Brief: Locate every line that holds the string "relative" and copy it.
## Start
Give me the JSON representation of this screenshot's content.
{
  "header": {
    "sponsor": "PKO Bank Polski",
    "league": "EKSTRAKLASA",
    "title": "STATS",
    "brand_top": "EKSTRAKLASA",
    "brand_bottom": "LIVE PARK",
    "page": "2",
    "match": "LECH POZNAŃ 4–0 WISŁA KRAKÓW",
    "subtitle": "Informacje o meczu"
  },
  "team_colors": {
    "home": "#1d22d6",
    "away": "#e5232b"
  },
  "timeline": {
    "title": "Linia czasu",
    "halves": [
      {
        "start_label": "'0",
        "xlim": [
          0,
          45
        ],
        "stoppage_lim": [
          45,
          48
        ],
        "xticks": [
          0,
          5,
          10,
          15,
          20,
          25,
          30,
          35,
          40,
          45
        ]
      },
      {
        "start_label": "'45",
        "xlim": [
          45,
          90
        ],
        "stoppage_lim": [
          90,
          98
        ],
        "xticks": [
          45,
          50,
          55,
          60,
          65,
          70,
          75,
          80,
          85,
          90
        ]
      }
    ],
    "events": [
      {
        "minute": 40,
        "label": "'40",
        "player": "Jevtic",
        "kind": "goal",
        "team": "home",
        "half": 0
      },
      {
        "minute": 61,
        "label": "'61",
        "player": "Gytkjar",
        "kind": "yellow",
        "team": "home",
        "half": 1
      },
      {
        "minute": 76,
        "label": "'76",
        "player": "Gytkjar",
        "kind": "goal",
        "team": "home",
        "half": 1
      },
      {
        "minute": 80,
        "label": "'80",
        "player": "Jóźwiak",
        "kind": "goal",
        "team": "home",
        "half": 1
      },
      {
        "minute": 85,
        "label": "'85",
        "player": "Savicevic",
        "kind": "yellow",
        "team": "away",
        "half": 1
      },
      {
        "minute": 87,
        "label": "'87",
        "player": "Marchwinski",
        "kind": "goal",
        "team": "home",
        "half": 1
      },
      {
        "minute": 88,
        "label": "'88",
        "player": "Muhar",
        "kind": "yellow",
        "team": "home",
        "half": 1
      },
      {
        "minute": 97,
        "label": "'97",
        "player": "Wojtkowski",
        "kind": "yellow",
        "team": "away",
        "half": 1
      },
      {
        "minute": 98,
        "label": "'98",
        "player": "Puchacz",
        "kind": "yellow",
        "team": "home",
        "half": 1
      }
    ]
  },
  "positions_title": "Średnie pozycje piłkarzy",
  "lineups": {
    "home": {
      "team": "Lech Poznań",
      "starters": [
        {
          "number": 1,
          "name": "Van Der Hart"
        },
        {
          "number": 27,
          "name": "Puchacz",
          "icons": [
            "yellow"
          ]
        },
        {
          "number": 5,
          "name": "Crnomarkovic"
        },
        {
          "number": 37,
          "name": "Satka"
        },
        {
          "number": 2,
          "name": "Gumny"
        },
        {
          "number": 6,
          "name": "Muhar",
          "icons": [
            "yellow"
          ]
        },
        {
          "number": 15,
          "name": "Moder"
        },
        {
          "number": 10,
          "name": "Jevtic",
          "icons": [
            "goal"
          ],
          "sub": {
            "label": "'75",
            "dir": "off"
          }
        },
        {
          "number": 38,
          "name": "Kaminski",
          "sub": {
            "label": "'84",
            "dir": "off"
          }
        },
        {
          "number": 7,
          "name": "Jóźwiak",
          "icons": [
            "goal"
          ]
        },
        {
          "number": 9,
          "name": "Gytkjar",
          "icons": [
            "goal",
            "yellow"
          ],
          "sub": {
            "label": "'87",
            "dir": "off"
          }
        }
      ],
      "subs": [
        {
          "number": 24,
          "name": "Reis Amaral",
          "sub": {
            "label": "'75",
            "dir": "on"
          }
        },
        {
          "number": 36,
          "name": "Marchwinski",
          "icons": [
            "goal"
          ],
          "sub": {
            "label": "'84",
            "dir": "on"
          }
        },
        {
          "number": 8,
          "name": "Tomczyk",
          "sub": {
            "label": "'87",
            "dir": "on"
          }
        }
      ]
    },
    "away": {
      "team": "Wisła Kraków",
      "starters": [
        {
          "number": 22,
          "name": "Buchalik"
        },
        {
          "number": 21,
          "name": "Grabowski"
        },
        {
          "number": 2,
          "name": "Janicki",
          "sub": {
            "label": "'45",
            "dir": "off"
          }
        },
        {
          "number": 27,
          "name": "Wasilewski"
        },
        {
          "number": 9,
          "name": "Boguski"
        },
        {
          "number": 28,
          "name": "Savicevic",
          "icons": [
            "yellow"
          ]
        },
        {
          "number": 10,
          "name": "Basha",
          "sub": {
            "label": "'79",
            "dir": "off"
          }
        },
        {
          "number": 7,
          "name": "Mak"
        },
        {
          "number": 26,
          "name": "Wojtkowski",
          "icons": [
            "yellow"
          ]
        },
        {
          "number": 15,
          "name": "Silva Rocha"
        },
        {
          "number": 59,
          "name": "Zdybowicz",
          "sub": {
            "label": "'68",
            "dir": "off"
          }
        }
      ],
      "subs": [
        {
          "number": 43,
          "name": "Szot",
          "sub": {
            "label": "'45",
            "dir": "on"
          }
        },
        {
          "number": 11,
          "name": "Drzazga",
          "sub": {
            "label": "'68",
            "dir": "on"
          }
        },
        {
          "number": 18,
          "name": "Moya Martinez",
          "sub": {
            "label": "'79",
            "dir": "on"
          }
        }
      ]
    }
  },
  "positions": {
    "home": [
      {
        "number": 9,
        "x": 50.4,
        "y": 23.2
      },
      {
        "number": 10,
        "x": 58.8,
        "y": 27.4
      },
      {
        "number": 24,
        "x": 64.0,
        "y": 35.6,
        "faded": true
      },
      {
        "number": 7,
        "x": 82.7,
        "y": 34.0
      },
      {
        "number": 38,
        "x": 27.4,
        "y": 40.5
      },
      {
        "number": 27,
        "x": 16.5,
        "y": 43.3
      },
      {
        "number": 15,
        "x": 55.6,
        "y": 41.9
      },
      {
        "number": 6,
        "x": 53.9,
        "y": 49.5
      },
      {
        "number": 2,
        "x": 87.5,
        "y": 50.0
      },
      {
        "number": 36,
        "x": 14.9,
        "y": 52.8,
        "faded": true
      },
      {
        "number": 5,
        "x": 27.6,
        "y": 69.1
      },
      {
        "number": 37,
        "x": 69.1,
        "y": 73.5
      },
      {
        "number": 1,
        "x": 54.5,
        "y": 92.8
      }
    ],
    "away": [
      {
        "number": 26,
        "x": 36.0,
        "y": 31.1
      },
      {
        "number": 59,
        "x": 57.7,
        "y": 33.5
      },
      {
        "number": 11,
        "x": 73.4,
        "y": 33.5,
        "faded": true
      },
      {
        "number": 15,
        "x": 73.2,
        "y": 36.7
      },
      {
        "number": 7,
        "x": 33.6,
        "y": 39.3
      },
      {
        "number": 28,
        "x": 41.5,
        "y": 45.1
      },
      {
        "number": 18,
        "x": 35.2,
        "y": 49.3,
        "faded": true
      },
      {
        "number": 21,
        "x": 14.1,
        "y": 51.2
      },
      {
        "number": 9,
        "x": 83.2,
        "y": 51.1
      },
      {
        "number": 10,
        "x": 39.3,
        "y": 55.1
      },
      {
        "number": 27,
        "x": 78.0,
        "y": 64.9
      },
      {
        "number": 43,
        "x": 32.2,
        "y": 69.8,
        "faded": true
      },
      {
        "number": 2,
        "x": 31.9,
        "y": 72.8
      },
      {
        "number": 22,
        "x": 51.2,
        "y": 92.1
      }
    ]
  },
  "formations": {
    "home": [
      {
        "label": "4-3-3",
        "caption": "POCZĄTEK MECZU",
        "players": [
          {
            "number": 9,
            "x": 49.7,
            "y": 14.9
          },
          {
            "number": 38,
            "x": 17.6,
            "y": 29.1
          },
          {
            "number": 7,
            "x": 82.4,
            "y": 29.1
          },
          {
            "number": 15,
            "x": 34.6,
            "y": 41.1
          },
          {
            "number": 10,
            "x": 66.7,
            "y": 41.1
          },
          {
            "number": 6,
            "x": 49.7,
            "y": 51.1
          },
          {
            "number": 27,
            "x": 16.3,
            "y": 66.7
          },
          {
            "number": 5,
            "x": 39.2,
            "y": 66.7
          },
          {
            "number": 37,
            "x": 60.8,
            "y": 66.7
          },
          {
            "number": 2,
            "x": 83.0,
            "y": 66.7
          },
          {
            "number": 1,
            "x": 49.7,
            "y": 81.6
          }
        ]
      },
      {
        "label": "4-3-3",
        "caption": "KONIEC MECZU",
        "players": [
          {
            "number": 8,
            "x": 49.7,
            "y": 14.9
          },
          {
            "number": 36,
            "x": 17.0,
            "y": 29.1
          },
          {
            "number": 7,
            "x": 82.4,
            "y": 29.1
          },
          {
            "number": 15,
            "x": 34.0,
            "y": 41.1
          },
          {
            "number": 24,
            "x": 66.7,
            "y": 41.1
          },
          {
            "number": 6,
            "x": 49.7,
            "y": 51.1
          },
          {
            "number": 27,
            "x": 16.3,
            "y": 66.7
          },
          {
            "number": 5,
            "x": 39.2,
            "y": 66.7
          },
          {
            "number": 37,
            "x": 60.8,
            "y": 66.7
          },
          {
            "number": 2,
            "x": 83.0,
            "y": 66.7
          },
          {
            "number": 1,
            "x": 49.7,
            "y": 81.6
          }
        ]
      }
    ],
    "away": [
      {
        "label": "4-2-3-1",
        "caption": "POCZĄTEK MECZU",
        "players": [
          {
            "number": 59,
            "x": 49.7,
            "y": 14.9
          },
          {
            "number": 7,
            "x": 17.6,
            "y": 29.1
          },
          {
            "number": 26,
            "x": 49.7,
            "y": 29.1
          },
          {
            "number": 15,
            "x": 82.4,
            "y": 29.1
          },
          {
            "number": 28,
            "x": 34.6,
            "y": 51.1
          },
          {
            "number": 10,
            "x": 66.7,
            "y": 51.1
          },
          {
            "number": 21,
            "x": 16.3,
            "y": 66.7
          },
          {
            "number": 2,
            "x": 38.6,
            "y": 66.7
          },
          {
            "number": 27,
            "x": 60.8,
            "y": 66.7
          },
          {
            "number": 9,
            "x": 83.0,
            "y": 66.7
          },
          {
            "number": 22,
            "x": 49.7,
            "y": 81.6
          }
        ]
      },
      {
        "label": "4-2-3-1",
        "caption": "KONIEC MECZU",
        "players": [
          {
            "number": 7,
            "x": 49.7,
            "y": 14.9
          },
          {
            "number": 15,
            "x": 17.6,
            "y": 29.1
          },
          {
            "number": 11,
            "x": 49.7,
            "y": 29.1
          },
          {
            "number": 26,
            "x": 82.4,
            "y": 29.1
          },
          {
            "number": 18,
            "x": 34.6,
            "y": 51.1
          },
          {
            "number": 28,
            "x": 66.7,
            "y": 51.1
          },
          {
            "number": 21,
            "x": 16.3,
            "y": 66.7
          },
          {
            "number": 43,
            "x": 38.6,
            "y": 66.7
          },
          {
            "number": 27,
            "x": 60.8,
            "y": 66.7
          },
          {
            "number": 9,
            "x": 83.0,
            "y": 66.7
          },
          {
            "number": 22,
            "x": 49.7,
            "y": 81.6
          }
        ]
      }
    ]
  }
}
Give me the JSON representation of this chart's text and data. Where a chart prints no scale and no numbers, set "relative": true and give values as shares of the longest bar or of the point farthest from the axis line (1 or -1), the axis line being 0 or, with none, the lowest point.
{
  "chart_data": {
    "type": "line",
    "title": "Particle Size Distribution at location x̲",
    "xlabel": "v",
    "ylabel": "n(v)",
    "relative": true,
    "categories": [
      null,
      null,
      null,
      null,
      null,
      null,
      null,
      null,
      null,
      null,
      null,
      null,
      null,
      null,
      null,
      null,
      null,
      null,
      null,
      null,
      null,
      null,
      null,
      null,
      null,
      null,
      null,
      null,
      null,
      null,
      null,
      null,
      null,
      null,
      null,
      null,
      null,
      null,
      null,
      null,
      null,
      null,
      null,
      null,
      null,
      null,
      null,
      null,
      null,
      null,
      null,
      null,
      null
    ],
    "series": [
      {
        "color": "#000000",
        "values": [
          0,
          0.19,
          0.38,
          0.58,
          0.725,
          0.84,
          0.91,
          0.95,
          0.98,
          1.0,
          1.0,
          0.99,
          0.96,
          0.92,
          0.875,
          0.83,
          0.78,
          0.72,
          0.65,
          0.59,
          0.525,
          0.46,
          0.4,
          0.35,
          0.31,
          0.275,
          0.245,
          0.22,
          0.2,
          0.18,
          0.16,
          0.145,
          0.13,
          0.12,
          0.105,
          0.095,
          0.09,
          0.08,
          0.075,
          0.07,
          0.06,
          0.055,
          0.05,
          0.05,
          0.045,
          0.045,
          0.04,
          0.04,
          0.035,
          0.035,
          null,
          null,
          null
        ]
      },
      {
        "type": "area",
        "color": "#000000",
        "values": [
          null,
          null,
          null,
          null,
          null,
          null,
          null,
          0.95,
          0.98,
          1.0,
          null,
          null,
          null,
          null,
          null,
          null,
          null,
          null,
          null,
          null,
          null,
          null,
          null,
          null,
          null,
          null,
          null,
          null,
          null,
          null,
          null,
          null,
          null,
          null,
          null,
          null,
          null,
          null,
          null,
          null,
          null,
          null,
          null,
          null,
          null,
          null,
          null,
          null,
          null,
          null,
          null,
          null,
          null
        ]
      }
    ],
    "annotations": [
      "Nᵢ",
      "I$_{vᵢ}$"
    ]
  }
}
## End
Output for this exercise:
Give me the JSON representation of this chart's text and data. Where a chart prints no scale and no numbers, set "relative": true and give values as shares of the longest bar or of the point farthest from the axis line (1 or -1), the axis line being 0 or, with none, the lowest point.
    "relative": true,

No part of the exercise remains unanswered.